¿Puedes editar el tramo del texto sobre la reforma judicial que va de "Para muchos críticos" a "a inconstitucionalidades graves." y reproducirlo con "Consejo de la Magistratura" sustituido por "Consejo de la Judicatura"?

• **Texto extraído**:
━━━━━━━━━━━━━━━━
Contra lo señalado por la Presidenta, los críticos de la reforma judicial no objetamos en bloque los proyectos presentados por el Gobierno, y mucho menos los objetamos del mismo modo o por iguales razones. Tal vez al oficialismo le convenga confundirlo todo, pero quienes lo criticamos no tenemos por qué aceptar laconfusión que el Gobierno propone , colocando las seis reformas «en el mismo lodo».

Para muchos críticos sigue resultando claro que entre los seis proyectos presentados existen tres que son, si bien mejorables o timoratos, constitucionalmente irreprochables (ingreso a la Justicia; declaraciones juradas; publicidad de las decisiones judiciales). Los otros tres proyectos, en cambio, concentran la atención y preocupación generales: la creación de nuevas cámaras de casación, la modificación de las cautelares y los cambios en las formas de designación de los miembros del Consejo de la Magistratura . De ellos, al menos los dos últimos se enfrentan a inconstitucionalidades graves.

El primero de los tres proyectos impugnados, referido a la creación de nuevas cámaras, no resulta obviamente inconstitucional, sino, en todo caso, antipopular y antiobrero. La iniciativa resalta ante todo por el modo en que contradice los objetivos declamados de la reforma: las nuevas cámaras de ningún modo democratizan nada, sino que vienen a reforzar la estructura jerárquica, verticalista y burocrática del viejo y vetusto sistema judicial existente. ¿Por qué llamar «democrática», entonces, a una reforma que en un aspecto central viene a hacer lo contrario de lo que proclama?
━━━━━━━━━━━━━━━━
• **Datos proporcionados**:

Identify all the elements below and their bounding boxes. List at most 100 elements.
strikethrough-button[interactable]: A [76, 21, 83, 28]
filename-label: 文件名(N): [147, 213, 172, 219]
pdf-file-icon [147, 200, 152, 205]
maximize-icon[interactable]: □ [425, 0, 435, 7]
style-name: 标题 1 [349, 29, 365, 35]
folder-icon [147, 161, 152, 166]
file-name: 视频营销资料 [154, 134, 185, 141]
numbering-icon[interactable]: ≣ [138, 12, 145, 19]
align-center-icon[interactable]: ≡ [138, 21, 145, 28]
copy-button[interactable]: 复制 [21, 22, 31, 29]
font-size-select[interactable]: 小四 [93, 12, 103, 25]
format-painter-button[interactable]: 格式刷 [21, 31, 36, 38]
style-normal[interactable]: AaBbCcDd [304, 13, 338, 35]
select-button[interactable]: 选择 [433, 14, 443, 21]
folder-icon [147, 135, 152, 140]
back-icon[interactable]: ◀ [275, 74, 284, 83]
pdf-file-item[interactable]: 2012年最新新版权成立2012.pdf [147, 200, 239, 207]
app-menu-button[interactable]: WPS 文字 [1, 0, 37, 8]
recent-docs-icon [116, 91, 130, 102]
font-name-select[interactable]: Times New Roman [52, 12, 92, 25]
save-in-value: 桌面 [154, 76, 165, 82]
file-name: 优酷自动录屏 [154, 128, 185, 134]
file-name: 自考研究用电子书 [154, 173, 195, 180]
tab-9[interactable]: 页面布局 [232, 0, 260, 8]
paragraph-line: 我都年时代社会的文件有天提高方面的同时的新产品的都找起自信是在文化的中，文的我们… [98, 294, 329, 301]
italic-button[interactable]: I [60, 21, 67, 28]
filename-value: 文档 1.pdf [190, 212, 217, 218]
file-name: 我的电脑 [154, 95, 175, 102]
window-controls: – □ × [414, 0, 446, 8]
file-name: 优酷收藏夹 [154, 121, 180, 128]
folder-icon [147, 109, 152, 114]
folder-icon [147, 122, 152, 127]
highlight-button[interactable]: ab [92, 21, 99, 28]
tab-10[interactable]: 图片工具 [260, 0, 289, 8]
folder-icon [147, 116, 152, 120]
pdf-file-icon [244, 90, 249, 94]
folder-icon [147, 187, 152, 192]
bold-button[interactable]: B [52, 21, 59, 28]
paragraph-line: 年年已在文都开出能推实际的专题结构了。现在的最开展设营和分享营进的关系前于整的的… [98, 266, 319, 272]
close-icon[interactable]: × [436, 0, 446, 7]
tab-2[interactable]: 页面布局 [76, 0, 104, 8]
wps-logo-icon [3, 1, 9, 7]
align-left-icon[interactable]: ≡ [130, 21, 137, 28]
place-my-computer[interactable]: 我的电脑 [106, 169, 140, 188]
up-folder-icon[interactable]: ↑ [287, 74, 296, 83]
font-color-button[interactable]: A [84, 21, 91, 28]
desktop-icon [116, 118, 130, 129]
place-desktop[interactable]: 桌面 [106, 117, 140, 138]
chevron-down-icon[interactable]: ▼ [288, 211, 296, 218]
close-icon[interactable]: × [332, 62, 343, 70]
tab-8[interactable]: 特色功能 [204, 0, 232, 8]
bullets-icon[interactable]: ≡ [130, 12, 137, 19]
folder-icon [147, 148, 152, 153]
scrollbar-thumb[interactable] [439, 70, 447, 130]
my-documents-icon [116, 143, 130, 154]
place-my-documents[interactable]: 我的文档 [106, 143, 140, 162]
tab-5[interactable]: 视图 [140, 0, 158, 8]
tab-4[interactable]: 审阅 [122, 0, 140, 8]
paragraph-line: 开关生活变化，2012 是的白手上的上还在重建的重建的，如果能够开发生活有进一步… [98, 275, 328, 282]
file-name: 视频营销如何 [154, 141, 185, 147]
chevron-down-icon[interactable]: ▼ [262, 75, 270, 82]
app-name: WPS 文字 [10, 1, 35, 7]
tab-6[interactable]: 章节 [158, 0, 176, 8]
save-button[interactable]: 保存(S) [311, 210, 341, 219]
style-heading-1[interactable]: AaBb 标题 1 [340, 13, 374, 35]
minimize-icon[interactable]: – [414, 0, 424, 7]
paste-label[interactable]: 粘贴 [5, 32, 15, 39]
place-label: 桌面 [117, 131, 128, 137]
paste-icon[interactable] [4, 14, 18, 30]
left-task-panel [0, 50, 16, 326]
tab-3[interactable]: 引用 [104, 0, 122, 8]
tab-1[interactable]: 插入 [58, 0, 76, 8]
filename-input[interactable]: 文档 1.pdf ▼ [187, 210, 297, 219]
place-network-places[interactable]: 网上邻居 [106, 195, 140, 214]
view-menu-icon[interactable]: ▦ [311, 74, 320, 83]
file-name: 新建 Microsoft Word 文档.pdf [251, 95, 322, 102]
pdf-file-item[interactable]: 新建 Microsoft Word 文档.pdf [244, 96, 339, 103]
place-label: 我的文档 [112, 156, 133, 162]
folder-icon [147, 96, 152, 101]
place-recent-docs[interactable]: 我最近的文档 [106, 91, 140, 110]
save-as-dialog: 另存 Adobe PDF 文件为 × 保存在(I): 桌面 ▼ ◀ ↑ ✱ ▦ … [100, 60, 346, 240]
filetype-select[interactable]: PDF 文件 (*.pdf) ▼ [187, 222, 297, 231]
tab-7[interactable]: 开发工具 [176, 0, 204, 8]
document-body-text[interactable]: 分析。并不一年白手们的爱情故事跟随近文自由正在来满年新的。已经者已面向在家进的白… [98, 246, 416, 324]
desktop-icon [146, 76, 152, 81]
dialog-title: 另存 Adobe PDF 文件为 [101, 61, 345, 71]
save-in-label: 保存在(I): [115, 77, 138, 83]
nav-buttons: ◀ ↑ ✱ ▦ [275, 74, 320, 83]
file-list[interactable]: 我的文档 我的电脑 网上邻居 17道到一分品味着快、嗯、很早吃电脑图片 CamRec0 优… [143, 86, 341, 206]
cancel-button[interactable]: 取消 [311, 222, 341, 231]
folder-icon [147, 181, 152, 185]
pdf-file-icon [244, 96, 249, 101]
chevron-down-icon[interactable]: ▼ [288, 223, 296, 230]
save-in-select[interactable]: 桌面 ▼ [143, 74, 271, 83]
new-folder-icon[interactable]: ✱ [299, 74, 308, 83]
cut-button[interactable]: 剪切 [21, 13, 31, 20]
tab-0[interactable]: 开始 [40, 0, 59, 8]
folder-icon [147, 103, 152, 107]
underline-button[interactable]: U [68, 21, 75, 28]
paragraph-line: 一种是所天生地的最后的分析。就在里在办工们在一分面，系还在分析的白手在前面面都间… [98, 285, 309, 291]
━━━━━━━━━━━━━━━━
• **Resultado a continuación**:
Para muchos críticos sigue resultando claro que entre los seis proyectos presentados existen tres que son, si bien mejorables o timoratos, constitucionalmente irreprochables (ingreso a la Justicia; declaraciones juradas; publicidad de las decisiones judiciales). Los otros tres proyectos, en cambio, concentran la atención y preocupación generales: la creación de nuevas cámaras de casación, la modificación de las cautelares y los cambios en las formas de designación de los miembros del Consejo de la Judicatura . De ellos, al menos los dos últimos se enfrentan a inconstitucionalidades graves.